[Description of the task] Please give the listing again in its entirety, exactly as written.

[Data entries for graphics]

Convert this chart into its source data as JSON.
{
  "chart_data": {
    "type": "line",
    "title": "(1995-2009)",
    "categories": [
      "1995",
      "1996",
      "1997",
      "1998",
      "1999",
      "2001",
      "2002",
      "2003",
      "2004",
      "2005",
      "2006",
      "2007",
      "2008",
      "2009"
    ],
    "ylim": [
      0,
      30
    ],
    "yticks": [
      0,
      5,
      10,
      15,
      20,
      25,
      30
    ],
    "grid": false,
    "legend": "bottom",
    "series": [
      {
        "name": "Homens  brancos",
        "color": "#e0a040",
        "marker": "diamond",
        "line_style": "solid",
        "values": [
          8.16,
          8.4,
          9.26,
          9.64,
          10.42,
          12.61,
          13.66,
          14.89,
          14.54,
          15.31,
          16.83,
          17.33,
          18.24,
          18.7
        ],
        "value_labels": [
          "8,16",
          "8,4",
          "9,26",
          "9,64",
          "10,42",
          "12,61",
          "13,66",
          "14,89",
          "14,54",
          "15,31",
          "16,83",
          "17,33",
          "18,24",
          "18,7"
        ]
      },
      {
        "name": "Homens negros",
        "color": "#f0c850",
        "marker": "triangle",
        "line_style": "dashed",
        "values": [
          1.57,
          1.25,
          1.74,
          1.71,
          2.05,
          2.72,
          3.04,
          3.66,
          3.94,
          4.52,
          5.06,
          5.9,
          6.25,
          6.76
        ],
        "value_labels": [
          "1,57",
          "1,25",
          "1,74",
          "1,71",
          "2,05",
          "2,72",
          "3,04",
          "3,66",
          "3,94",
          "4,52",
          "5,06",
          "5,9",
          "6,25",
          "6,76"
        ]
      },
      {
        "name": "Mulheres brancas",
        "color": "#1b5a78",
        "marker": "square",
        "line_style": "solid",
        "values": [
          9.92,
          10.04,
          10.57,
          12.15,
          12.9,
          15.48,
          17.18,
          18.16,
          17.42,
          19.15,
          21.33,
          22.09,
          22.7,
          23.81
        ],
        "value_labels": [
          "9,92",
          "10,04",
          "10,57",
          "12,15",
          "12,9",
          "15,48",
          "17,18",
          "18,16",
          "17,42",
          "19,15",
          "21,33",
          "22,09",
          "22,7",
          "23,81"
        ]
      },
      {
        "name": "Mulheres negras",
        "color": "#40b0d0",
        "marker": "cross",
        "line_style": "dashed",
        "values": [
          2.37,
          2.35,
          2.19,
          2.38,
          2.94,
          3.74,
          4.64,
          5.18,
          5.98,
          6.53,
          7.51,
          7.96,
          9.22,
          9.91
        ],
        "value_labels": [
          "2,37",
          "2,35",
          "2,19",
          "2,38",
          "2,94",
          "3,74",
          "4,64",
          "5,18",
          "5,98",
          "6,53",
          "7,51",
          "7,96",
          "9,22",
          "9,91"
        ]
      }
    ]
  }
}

[Task response]
Convert this chart into its source data as JSON.
{
  "chart_data": {
    "type": "line",
    "title": "(1995-2009)",
    "categories": [
      "1995",
      "1996",
      "1997",
      "1998",
      "1999",
      "2001",
      "2002",
      "2003",
      "2004",
      "2005",
      "2006",
      "2007",
      "2008",
      "2009"
    ],
    "ylim": [
      0,
      30
    ],
    "yticks": [
      0,
      5,
      10,
      15,
      20,
      25,
      30
    ],
    "grid": false,
    "legend": "bottom",
    "series": [
      {
        "name": "Homens  brancos",
        "color": "#e0a040",
        "marker": "diamond",
        "line_style": "solid",
        "values": [
          8.16,
          8.4,
          9.26,
          9.64,
          10.42,
          12.61,
          13.66,
          14.89,
          14.54,
          15.31,
          16.83,
          17.33,
          18.24,
          18.7
        ],
        "value_labels": [
          "8,16",
          "8,4",
          "9,26",
          "9,64",
          "10,42",
          "12,61",
          "13,66",
          "14,89",
          "14,54",
          "15,31",
          "16,83",
          "17,33",
          "18,24",
          "18,7"
        ]
      },
      {
        "name": "Homens negros",
        "color": "#f0c850",
        "marker": "triangle",
        "line_style": "dashed",
        "values": [
          1.57,
          1.25,
          1.74,
          1.71,
          2.05,
          2.72,
          3.04,
          3.66,
          3.94,
          4.52,
          5.06,
          5.9,
          6.25,
          6.76
        ],
        "value_labels": [
          "1,57",
          "1,25",
          "1,74",
          "1,71",
          "2,05",
          "2,72",
          "3,04",
          "3,66",
          "3,94",
          "4,52",
          "5,06",
          "5,9",
          "6,25",
          "6,76"
        ]
      },
      {
        "name": "Mulheres brancas",
        "color": "#1b5a78",
        "marker": "square",
        "line_style": "solid",
        "values": [
          9.92,
          10.04,
          10.57,
          12.15,
          12.9,
          15.48,
          17.18,
          18.16,
          17.42,
          19.15,
          21.33,
          22.09,
          22.7,
          23.81
        ],
        "value_labels": [
          "9,92",
          "10,04",
          "10,57",
          "12,15",
          "12,9",
          "15,48",
          "17,18",
          "18,16",
          "17,42",
          "19,15",
          "21,33",
          "22,09",
          "22,7",
          "23,81"
        ]
      },
      {
        "name": "Mulheres negras",
        "color": "#40b0d0",
        "marker": "cross",
        "line_style": "dashed",
        "values": [
          2.37,
          2.35,
          2.19,
          2.38,
          2.94,
          3.74,
          4.64,
          5.18,
          5.98,
          6.53,
          7.51,
          7.96,
          9.22,
          9.91
        ],
        "value_labels": [
          "2,37",
          "2,35",
          "2,19",
          "2,38",
          "2,94",
          "3,74",
          "4,64",
          "5,18",
          "5,98",
          "6,53",
          "7,51",
          "7,96",
          "9,22",
          "9,91"
        ]
      }
    ]
  }
}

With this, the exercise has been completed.